■ WHAT THE EXERCISE ASKS
Make an exact copy of the entries below.

■ DATASET EXCERPTS
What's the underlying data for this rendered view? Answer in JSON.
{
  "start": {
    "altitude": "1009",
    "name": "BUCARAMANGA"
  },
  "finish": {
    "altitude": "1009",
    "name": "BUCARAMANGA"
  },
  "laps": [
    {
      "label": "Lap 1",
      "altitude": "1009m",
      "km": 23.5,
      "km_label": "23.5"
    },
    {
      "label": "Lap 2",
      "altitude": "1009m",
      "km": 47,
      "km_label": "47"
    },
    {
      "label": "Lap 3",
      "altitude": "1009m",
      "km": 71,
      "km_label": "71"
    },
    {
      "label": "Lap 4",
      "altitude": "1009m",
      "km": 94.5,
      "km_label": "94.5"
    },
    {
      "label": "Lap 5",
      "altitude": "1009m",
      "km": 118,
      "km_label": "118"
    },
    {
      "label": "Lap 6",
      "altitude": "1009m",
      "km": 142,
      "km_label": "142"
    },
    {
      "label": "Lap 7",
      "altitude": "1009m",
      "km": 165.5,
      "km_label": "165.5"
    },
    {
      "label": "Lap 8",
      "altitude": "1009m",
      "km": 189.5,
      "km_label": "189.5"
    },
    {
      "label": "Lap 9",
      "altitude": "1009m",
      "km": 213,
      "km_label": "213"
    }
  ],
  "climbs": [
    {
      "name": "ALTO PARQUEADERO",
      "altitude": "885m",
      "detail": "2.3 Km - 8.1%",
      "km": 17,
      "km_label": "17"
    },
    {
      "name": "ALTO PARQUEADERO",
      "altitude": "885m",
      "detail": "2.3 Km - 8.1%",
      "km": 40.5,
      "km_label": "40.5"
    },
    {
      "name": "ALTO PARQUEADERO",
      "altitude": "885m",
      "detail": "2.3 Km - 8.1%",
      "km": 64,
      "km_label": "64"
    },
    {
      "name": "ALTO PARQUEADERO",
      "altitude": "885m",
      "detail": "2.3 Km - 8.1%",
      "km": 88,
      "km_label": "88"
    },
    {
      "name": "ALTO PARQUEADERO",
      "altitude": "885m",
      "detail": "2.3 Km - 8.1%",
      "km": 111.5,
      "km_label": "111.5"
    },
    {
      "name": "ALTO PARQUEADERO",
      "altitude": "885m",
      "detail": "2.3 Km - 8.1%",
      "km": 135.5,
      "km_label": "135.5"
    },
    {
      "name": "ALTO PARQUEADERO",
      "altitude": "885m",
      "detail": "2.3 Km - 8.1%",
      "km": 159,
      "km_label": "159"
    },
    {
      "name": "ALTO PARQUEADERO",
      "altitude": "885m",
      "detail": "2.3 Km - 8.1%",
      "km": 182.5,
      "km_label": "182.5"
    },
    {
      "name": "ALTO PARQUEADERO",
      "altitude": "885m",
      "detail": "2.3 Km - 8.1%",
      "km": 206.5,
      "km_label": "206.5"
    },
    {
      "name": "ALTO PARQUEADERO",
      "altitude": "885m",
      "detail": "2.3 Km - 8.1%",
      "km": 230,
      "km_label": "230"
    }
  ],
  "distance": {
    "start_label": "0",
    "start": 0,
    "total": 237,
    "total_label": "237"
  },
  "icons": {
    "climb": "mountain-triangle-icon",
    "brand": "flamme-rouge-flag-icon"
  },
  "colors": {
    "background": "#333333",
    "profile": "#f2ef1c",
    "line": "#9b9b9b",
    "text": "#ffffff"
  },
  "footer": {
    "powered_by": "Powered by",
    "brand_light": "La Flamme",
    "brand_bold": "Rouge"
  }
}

■ RESPONSE TO THIS EXERCISE
What's the underlying data for this rendered view? Answer in JSON.
{
  "start": {
    "altitude": "1009",
    "name": "BUCARAMANGA"
  },
  "finish": {
    "altitude": "1009",
    "name": "BUCARAMANGA"
  },
  "laps": [
    {
      "label": "Lap 1",
      "altitude": "1009m",
      "km": 23.5,
      "km_label": "23.5"
    },
    {
      "label": "Lap 2",
      "altitude": "1009m",
      "km": 47,
      "km_label": "47"
    },
    {
      "label": "Lap 3",
      "altitude": "1009m",
      "km": 71,
      "km_label": "71"
    },
    {
      "label": "Lap 4",
      "altitude": "1009m",
      "km": 94.5,
      "km_label": "94.5"
    },
    {
      "label": "Lap 5",
      "altitude": "1009m",
      "km": 118,
      "km_label": "118"
    },
    {
      "label": "Lap 6",
      "altitude": "1009m",
      "km": 142,
      "km_label": "142"
    },
    {
      "label": "Lap 7",
      "altitude": "1009m",
      "km": 165.5,
      "km_label": "165.5"
    },
    {
      "label": "Lap 8",
      "altitude": "1009m",
      "km": 189.5,
      "km_label": "189.5"
    },
    {
      "label": "Lap 9",
      "altitude": "1009m",
      "km": 213,
      "km_label": "213"
    }
  ],
  "climbs": [
    {
      "name": "ALTO PARQUEADERO",
      "altitude": "885m",
      "detail": "2.3 Km - 8.1%",
      "km": 17,
      "km_label": "17"
    },
    {
      "name": "ALTO PARQUEADERO",
      "altitude": "885m",
      "detail": "2.3 Km - 8.1%",
      "km": 40.5,
      "km_label": "40.5"
    },
    {
      "name": "ALTO PARQUEADERO",
      "altitude": "885m",
      "detail": "2.3 Km - 8.1%",
      "km": 64,
      "km_label": "64"
    },
    {
      "name": "ALTO PARQUEADERO",
      "altitude": "885m",
      "detail": "2.3 Km - 8.1%",
      "km": 88,
      "km_label": "88"
    },
    {
      "name": "ALTO PARQUEADERO",
      "altitude": "885m",
      "detail": "2.3 Km - 8.1%",
      "km": 111.5,
      "km_label": "111.5"
    },
    {
      "name": "ALTO PARQUEADERO",
      "altitude": "885m",
      "detail": "2.3 Km - 8.1%",
      "km": 135.5,
      "km_label": "135.5"
    },
    {
      "name": "ALTO PARQUEADERO",
      "altitude": "885m",
      "detail": "2.3 Km - 8.1%",
      "km": 159,
      "km_label": "159"
    },
    {
      "name": "ALTO PARQUEADERO",
      "altitude": "885m",
      "detail": "2.3 Km - 8.1%",
      "km": 182.5,
      "km_label": "182.5"
    },
    {
      "name": "ALTO PARQUEADERO",
      "altitude": "885m",
      "detail": "2.3 Km - 8.1%",
      "km": 206.5,
      "km_label": "206.5"
    },
    {
      "name": "ALTO PARQUEADERO",
      "altitude": "885m",
      "detail": "2.3 Km - 8.1%",
      "km": 230,
      "km_label": "230"
    }
  ],
  "distance": {
    "start_label": "0",
    "start": 0,
    "total": 237,
    "total_label": "237"
  },
  "icons": {
    "climb": "mountain-triangle-icon",
    "brand": "flamme-rouge-flag-icon"
  },
  "colors": {
    "background": "#333333",
    "profile": "#f2ef1c",
    "line": "#9b9b9b",
    "text": "#ffffff"
  },
  "footer": {
    "powered_by": "Powered by",
    "brand_light": "La Flamme",
    "brand_bold": "Rouge"
  }
}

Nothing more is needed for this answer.